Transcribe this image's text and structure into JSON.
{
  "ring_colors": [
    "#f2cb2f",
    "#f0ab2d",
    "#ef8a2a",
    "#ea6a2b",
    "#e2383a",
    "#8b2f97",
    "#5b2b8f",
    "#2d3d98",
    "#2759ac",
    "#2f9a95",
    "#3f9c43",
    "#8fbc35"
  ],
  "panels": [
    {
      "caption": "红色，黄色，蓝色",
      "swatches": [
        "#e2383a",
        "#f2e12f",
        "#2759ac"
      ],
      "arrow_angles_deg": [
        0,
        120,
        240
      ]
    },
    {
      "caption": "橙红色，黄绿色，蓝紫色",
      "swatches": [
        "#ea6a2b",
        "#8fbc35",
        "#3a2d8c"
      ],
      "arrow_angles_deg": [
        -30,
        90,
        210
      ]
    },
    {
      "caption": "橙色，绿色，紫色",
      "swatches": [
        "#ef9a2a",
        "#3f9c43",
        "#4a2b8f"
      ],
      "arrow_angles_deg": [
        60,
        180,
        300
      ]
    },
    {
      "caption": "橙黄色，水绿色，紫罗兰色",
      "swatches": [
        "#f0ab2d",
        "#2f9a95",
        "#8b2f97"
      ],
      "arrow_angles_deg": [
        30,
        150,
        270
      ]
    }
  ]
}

# [Stated problem]
Print every line of the records exactly. Omit nothing.

# [The output]
Transcribe this image's text and structure into JSON.
{
  "ring_colors": [
    "#f2cb2f",
    "#f0ab2d",
    "#ef8a2a",
    "#ea6a2b",
    "#e2383a",
    "#8b2f97",
    "#5b2b8f",
    "#2d3d98",
    "#2759ac",
    "#2f9a95",
    "#3f9c43",
    "#8fbc35"
  ],
  "panels": [
    {
      "caption": "红色，黄色，蓝色",
      "swatches": [
        "#e2383a",
        "#f2e12f",
        "#2759ac"
      ],
      "arrow_angles_deg": [
        0,
        120,
        240
      ]
    },
    {
      "caption": "橙红色，黄绿色，蓝紫色",
      "swatches": [
        "#ea6a2b",
        "#8fbc35",
        "#3a2d8c"
      ],
      "arrow_angles_deg": [
        -30,
        90,
        210
      ]
    },
    {
      "caption": "橙色，绿色，紫色",
      "swatches": [
        "#ef9a2a",
        "#3f9c43",
        "#4a2b8f"
      ],
      "arrow_angles_deg": [
        60,
        180,
        300
      ]
    },
    {
      "caption": "橙黄色，水绿色，紫罗兰色",
      "swatches": [
        "#f0ab2d",
        "#2f9a95",
        "#8b2f97"
      ],
      "arrow_angles_deg": [
        30,
        150,
        270
      ]
    }
  ]
}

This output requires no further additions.